## [What is expected]
Can the data below be set down again exactly, line for line?

Dataset records
----------

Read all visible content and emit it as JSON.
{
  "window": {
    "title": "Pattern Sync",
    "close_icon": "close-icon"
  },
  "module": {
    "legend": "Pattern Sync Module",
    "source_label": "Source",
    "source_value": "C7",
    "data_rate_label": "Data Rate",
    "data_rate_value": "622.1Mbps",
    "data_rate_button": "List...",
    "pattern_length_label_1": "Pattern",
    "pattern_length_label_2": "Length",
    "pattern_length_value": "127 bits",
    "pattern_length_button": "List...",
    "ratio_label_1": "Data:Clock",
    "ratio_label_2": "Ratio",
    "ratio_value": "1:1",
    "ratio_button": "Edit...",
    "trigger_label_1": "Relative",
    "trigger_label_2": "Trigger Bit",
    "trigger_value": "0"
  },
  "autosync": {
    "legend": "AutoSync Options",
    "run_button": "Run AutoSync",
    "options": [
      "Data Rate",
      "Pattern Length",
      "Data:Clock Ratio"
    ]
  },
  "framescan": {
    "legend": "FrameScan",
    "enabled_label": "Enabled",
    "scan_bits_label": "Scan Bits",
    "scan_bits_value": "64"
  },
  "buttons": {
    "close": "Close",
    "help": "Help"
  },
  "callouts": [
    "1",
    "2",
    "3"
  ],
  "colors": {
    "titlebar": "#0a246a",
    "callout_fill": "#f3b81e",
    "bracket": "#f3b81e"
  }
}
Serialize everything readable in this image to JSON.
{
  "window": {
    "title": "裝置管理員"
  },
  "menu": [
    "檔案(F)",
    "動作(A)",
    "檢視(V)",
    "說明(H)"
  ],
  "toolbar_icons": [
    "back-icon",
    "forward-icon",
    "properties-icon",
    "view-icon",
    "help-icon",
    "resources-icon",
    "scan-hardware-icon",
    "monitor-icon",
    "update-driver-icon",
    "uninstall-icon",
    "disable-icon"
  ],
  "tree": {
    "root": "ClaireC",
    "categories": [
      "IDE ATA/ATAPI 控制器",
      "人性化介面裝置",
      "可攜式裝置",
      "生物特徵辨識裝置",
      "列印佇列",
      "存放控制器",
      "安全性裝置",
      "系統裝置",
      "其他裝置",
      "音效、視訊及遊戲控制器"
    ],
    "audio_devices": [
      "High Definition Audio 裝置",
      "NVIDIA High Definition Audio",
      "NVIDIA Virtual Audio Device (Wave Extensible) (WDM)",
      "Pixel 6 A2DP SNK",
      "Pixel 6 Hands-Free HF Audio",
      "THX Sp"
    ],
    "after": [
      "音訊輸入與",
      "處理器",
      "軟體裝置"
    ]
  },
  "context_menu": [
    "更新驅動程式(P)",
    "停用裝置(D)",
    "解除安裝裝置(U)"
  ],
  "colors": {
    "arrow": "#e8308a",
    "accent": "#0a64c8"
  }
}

----------

## [Result below]
Read all visible content and emit it as JSON.
{
  "window": {
    "title": "Pattern Sync",
    "close_icon": "close-icon"
  },
  "module": {
    "legend": "Pattern Sync Module",
    "source_label": "Source",
    "source_value": "C7",
    "data_rate_label": "Data Rate",
    "data_rate_value": "622.1Mbps",
    "data_rate_button": "List...",
    "pattern_length_label_1": "Pattern",
    "pattern_length_label_2": "Length",
    "pattern_length_value": "127 bits",
    "pattern_length_button": "List...",
    "ratio_label_1": "Data:Clock",
    "ratio_label_2": "Ratio",
    "ratio_value": "1:1",
    "ratio_button": "Edit...",
    "trigger_label_1": "Relative",
    "trigger_label_2": "Trigger Bit",
    "trigger_value": "0"
  },
  "autosync": {
    "legend": "AutoSync Options",
    "run_button": "Run AutoSync",
    "options": [
      "Data Rate",
      "Pattern Length",
      "Data:Clock Ratio"
    ]
  },
  "framescan": {
    "legend": "FrameScan",
    "enabled_label": "Enabled",
    "scan_bits_label": "Scan Bits",
    "scan_bits_value": "64"
  },
  "buttons": {
    "close": "Close",
    "help": "Help"
  },
  "callouts": [
    "1",
    "2",
    "3"
  ],
  "colors": {
    "titlebar": "#0a246a",
    "callout_fill": "#f3b81e",
    "bracket": "#f3b81e"
  }
}
Serialize everything readable in this image to JSON.
{
  "window": {
    "title": "裝置管理員"
  },
  "menu": [
    "檔案(F)",
    "動作(A)",
    "檢視(V)",
    "說明(H)"
  ],
  "toolbar_icons": [
    "back-icon",
    "forward-icon",
    "properties-icon",
    "view-icon",
    "help-icon",
    "resources-icon",
    "scan-hardware-icon",
    "monitor-icon",
    "update-driver-icon",
    "uninstall-icon",
    "disable-icon"
  ],
  "tree": {
    "root": "ClaireC",
    "categories": [
      "IDE ATA/ATAPI 控制器",
      "人性化介面裝置",
      "可攜式裝置",
      "生物特徵辨識裝置",
      "列印佇列",
      "存放控制器",
      "安全性裝置",
      "系統裝置",
      "其他裝置",
      "音效、視訊及遊戲控制器"
    ],
    "audio_devices": [
      "High Definition Audio 裝置",
      "NVIDIA High Definition Audio",
      "NVIDIA Virtual Audio Device (Wave Extensible) (WDM)",
      "Pixel 6 A2DP SNK",
      "Pixel 6 Hands-Free HF Audio",
      "THX Sp"
    ],
    "after": [
      "音訊輸入與",
      "處理器",
      "軟體裝置"
    ]
  },
  "context_menu": [
    "更新驅動程式(P)",
    "停用裝置(D)",
    "解除安裝裝置(U)"
  ],
  "colors": {
    "arrow": "#e8308a",
    "accent": "#0a64c8"
  }
}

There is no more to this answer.